=== Stored items from a collection ===
## BEGIN

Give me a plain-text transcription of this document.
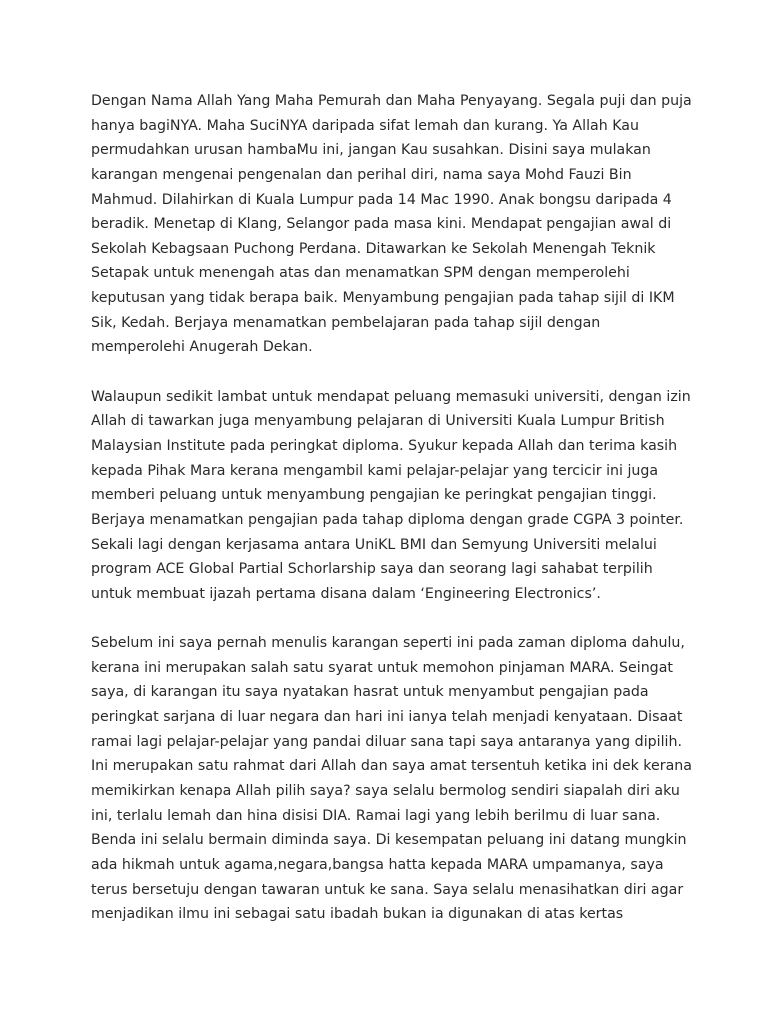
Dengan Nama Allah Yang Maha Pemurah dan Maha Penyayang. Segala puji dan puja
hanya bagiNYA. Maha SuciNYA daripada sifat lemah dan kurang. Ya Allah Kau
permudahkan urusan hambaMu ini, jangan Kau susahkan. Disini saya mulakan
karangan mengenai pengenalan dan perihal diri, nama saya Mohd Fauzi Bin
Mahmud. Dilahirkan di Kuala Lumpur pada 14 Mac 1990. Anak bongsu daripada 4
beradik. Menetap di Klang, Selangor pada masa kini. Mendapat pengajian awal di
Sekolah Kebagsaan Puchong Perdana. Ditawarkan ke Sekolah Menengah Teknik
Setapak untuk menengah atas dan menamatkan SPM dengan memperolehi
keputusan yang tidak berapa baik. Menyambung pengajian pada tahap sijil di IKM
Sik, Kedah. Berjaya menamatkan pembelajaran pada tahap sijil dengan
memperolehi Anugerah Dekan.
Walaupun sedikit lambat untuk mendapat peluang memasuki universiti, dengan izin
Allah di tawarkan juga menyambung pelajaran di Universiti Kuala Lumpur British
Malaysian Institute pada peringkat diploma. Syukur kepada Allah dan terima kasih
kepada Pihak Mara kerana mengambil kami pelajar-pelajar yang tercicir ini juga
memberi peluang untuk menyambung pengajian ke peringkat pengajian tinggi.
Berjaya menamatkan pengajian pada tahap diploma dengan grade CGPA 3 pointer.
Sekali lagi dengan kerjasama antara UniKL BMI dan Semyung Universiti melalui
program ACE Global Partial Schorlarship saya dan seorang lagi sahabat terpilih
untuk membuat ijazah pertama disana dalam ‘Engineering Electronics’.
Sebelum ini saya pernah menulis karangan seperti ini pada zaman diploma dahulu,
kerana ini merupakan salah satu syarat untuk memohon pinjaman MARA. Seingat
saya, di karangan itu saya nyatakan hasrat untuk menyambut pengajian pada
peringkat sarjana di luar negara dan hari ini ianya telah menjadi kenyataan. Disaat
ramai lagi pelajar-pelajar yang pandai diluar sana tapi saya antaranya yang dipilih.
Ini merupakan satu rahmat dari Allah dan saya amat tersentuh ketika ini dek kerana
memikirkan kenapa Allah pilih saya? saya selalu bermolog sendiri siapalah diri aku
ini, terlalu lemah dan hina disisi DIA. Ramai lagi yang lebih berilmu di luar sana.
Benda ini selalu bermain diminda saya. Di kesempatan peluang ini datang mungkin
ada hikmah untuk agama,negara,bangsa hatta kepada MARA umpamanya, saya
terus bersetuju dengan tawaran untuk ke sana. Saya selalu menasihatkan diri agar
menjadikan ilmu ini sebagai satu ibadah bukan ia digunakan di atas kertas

## END

Gather each line holding the string "kerana".

=== Solution to this task ===
kepada Pihak Mara kerana mengambil kami pelajar-pelajar yang tercicir ini juga
kerana ini merupakan salah satu syarat untuk memohon pinjaman MARA. Seingat
Ini merupakan satu rahmat dari Allah dan saya amat tersentuh ketika ini dek kerana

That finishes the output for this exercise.